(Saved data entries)
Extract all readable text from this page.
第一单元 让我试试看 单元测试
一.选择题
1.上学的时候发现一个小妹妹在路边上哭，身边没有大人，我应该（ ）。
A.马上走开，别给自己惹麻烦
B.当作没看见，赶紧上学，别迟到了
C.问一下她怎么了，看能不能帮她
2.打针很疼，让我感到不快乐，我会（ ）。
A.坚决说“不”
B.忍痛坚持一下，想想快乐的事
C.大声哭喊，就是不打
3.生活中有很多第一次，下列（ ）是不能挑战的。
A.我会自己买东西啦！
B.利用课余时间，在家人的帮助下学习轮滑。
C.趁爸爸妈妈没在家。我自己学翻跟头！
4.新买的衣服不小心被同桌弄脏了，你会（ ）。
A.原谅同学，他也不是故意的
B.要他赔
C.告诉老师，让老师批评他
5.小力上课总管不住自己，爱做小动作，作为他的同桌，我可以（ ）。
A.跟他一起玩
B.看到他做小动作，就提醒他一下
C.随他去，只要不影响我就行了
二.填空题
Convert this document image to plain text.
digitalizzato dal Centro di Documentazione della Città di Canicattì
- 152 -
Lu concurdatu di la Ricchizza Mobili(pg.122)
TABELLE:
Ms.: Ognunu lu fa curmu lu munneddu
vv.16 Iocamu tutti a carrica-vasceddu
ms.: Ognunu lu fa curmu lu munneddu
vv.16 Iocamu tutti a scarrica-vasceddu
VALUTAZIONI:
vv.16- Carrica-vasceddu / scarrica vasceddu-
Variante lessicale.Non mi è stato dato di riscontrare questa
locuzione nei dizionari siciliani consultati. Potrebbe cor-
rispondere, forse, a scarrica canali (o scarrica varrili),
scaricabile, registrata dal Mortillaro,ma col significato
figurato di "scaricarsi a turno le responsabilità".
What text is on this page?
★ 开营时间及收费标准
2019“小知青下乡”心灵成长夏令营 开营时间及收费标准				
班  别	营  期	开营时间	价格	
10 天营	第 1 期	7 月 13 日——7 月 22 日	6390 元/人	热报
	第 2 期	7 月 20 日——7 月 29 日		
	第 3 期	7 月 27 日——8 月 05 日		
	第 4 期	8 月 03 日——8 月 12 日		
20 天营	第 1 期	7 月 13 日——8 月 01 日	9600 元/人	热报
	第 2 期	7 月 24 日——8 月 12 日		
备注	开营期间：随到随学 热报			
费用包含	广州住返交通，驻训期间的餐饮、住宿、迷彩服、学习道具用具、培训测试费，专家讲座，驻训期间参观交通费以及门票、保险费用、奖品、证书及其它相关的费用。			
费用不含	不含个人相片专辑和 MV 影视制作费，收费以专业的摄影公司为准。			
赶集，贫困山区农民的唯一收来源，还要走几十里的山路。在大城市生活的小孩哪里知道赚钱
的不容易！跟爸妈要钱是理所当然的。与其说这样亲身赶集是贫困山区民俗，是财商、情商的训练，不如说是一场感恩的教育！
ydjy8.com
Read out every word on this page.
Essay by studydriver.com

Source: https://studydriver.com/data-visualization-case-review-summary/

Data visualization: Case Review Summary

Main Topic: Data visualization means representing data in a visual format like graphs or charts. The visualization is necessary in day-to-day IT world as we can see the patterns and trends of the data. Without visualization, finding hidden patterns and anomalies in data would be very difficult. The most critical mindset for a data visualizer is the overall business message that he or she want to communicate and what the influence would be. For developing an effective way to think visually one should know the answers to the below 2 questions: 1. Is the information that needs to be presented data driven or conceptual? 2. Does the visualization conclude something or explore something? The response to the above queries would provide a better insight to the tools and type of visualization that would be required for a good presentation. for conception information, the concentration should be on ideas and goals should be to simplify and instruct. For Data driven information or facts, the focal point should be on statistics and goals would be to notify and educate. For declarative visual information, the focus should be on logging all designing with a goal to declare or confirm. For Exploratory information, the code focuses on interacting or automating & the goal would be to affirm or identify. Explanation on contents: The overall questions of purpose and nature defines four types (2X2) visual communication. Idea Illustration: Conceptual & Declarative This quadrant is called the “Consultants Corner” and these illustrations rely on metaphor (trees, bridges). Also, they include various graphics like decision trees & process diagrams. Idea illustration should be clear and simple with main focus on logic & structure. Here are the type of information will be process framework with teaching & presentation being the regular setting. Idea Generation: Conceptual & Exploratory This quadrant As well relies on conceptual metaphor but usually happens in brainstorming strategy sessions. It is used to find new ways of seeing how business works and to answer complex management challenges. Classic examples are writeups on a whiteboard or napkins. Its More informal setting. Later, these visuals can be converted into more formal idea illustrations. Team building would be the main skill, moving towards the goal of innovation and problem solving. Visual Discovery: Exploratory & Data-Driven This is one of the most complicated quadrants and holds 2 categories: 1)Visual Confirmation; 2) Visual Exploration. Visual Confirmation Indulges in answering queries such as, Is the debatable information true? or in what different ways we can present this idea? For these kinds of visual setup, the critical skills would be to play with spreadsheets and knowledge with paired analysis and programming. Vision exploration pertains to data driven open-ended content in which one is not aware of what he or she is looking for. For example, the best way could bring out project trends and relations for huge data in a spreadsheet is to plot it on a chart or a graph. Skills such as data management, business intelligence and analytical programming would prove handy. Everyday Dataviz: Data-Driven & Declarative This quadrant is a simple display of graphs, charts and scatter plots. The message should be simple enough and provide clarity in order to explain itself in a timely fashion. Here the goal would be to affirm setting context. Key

▸ What this task involves
Show every line from the listing above in which the string "Ognunu" appears.

▸ Solution to this problem
Ms.: Ognunu lu fa curmu lu munneddu
ms.: Ognunu lu fa curmu lu munneddu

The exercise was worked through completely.